→ **WHAT NEEDS TO BE DONE**
Return all of the data exactly as written, without the pictures.

→ **Stored records**
==================================================
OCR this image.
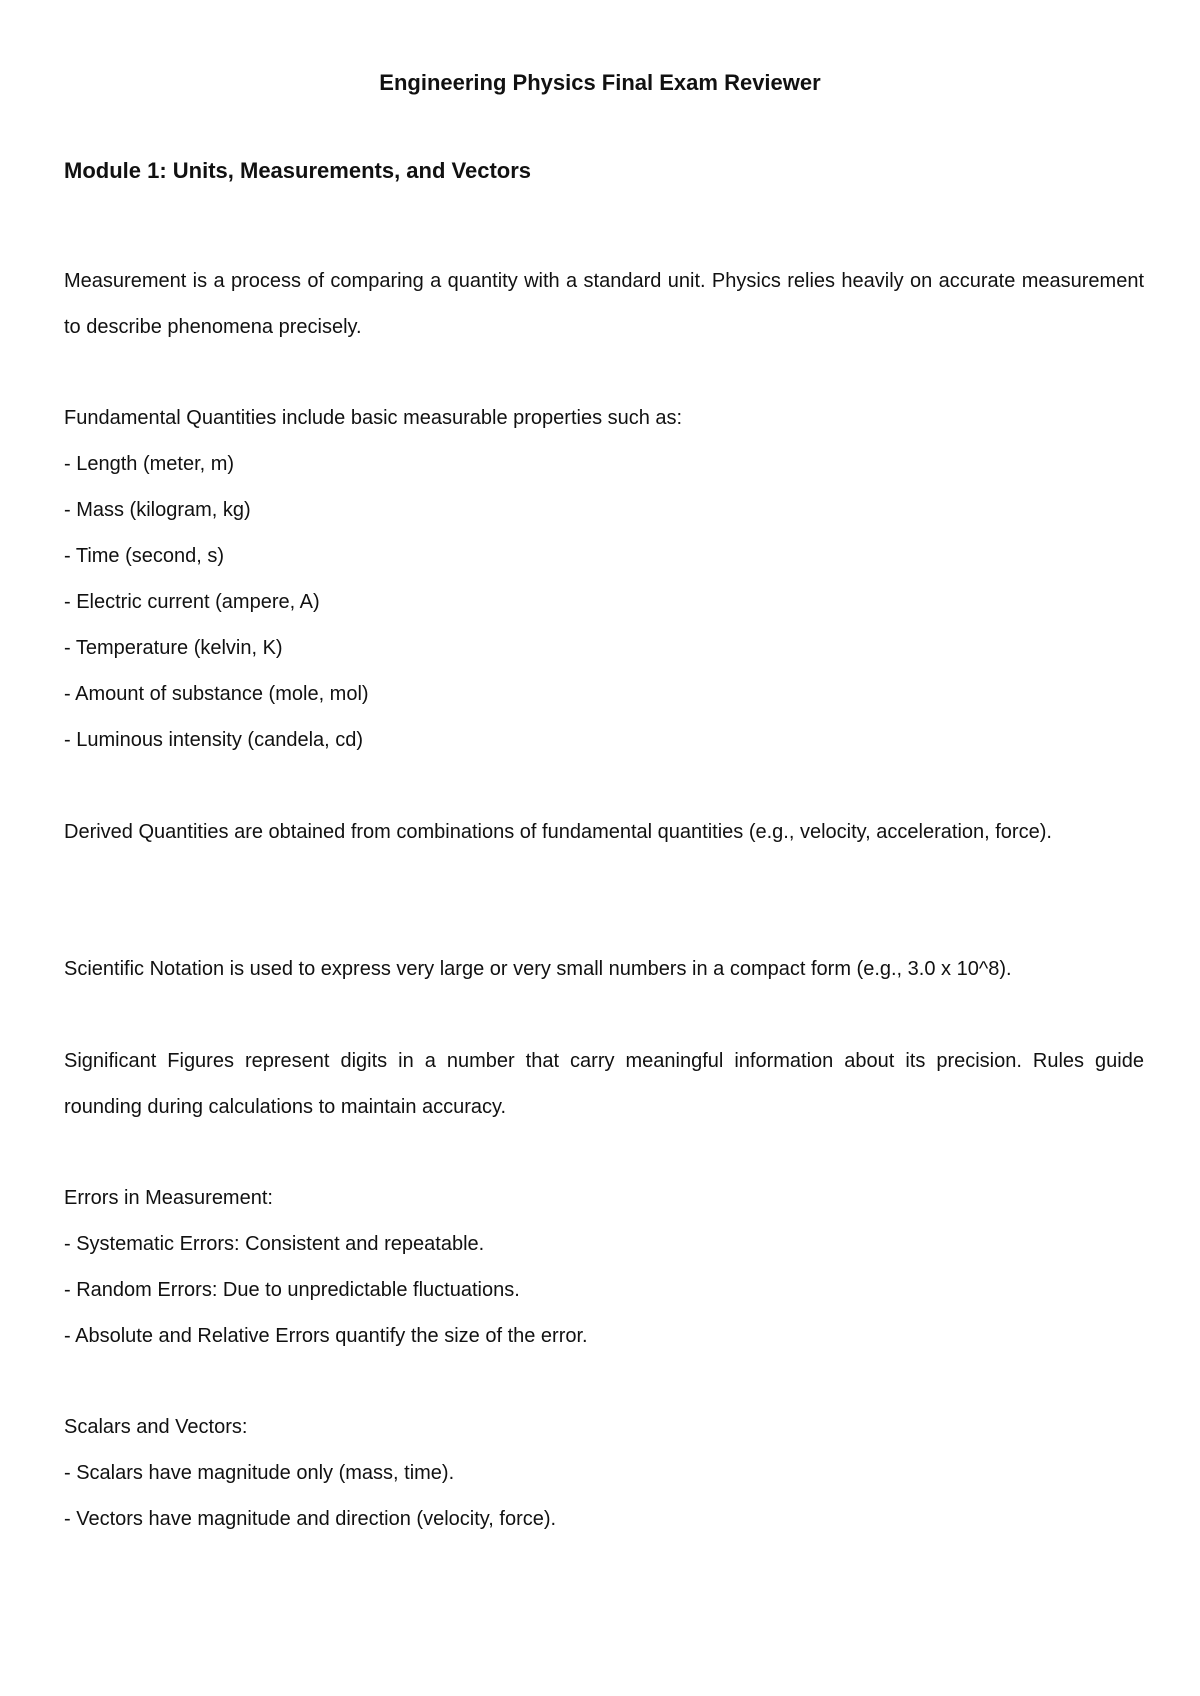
Engineering Physics Final Exam Reviewer
Module 1: Units, Measurements, and Vectors

Measurement is a process of comparing a quantity with a standard unit. Physics relies heavily on accurate measurement to describe phenomena precisely.

Fundamental Quantities include basic measurable properties such as:
- Length (meter, m)
- Mass (kilogram, kg)
- Time (second, s)
- Electric current (ampere, A)
- Temperature (kelvin, K)
- Amount of substance (mole, mol)
- Luminous intensity (candela, cd)

Derived Quantities are obtained from combinations of fundamental quantities (e.g., velocity, acceleration, force).

Scientific Notation is used to express very large or very small numbers in a compact form (e.g., 3.0 x 10^8).

Significant Figures represent digits in a number that carry meaningful information about its precision. Rules guide rounding during calculations to maintain accuracy.

Errors in Measurement:
- Systematic Errors: Consistent and repeatable.
- Random Errors: Due to unpredictable fluctuations.
- Absolute and Relative Errors quantify the size of the error.
Scalars and Vectors:
- Scalars have magnitude only (mass, time).
- Vectors have magnitude and direction (velocity, force).
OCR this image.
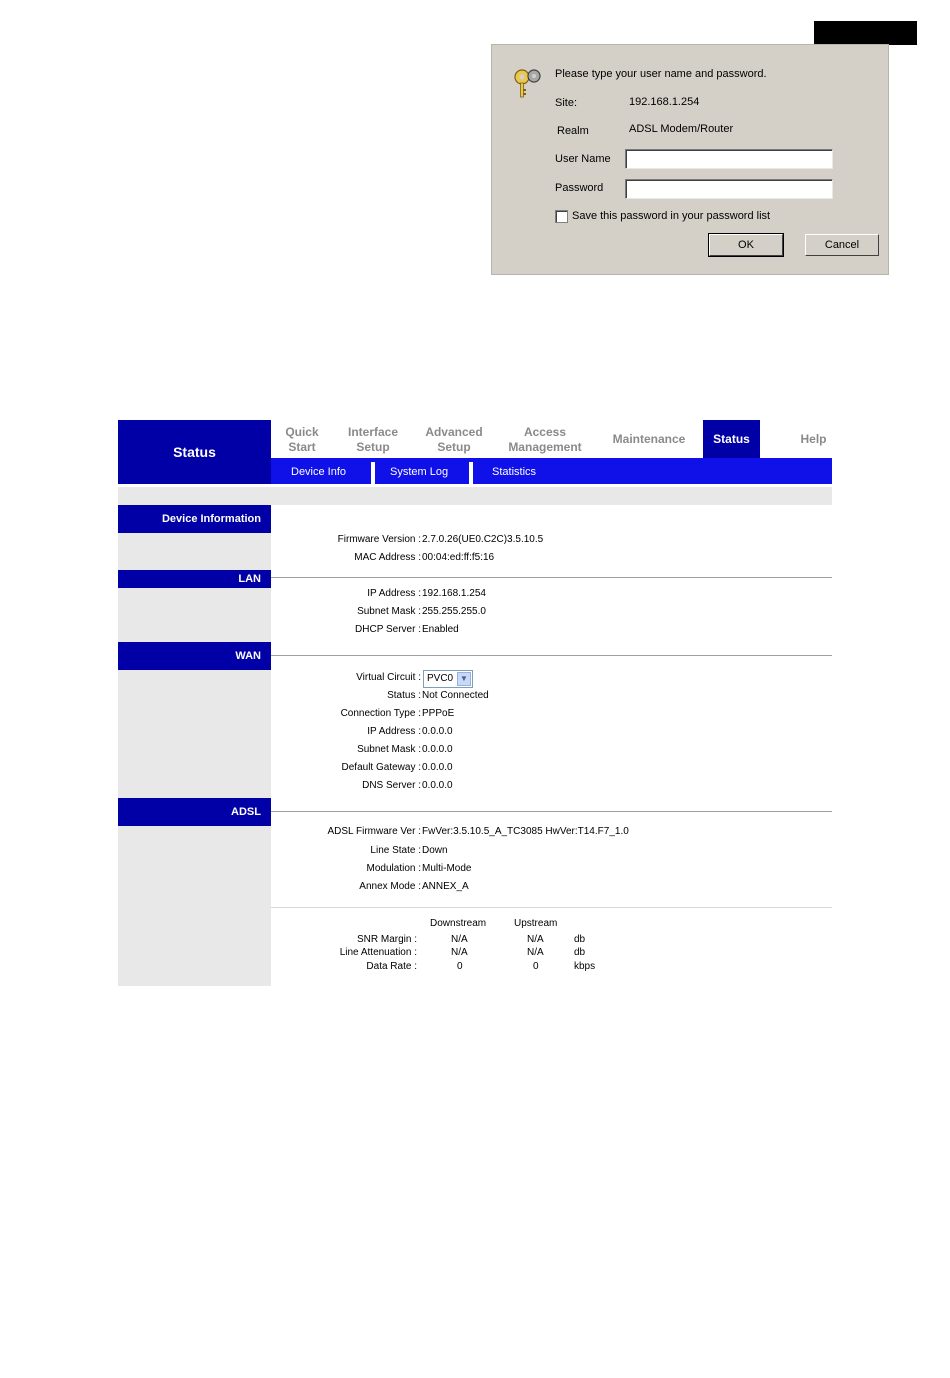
Please type your user name and password.
Site:	192.168.1.254
Realm	ADSL Modem/Router
User Name
Password
Save this password in your password list
OK	Cancel
Status
Quick
Start
Interface
Setup
Advanced
Setup
Access
Management
Maintenance	Status	Help
Device Info	System Log	Statistics
Device Information
Firmware Version : 2.7.0.26(UE0.C2C)3.5.10.5
MAC Address : 00:04:ed:ff:f5:16
LAN
IP Address : 192.168.1.254
Subnet Mask : 255.255.255.0
DHCP Server : Enabled
WAN
Virtual Circuit : PVC0 ▼
Status : Not Connected
Connection Type : PPPoE
IP Address : 0.0.0.0
Subnet Mask : 0.0.0.0
Default Gateway : 0.0.0.0
DNS Server : 0.0.0.0
ADSL
ADSL Firmware Ver : FwVer:3.5.10.5_A_TC3085 HwVer:T14.F7_1.0
Line State : Down
Modulation : Multi-Mode
Annex Mode : ANNEX_A
Downstream	Upstream
SNR Margin :	N/A	N/A	db
Line Attenuation :	N/A	N/A	db
Data Rate :	0	0	kbps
==================================================
→ **THE COMPLETED TASK**
OCR this image.
Engineering Physics Final Exam Reviewer
Module 1: Units, Measurements, and Vectors

Measurement is a process of comparing a quantity with a standard unit. Physics relies heavily on accurate measurement to describe phenomena precisely.

Fundamental Quantities include basic measurable properties such as:
- Length (meter, m)
- Mass (kilogram, kg)
- Time (second, s)
- Electric current (ampere, A)
- Temperature (kelvin, K)
- Amount of substance (mole, mol)
- Luminous intensity (candela, cd)

Derived Quantities are obtained from combinations of fundamental quantities (e.g., velocity, acceleration, force).

Scientific Notation is used to express very large or very small numbers in a compact form (e.g., 3.0 x 10^8).

Significant Figures represent digits in a number that carry meaningful information about its precision. Rules guide rounding during calculations to maintain accuracy.

Errors in Measurement:
- Systematic Errors: Consistent and repeatable.
- Random Errors: Due to unpredictable fluctuations.
- Absolute and Relative Errors quantify the size of the error.
Scalars and Vectors:
- Scalars have magnitude only (mass, time).
- Vectors have magnitude and direction (velocity, force).
OCR this image.
Please type your user name and password.
Site:	192.168.1.254
Realm	ADSL Modem/Router
User Name
Password
Save this password in your password list
OK	Cancel
Status
Quick
Start
Interface
Setup
Advanced
Setup
Access
Management
Maintenance	Status	Help
Device Info	System Log	Statistics
Device Information
Firmware Version : 2.7.0.26(UE0.C2C)3.5.10.5
MAC Address : 00:04:ed:ff:f5:16
LAN
IP Address : 192.168.1.254
Subnet Mask : 255.255.255.0
DHCP Server : Enabled
WAN
Virtual Circuit : PVC0 ▼
Status : Not Connected
Connection Type : PPPoE
IP Address : 0.0.0.0
Subnet Mask : 0.0.0.0
Default Gateway : 0.0.0.0
DNS Server : 0.0.0.0
ADSL
ADSL Firmware Ver : FwVer:3.5.10.5_A_TC3085 HwVer:T14.F7_1.0
Line State : Down
Modulation : Multi-Mode
Annex Mode : ANNEX_A
Downstream	Upstream
SNR Margin :	N/A	N/A	db
Line Attenuation :	N/A	N/A	db
Data Rate :	0	0	kbps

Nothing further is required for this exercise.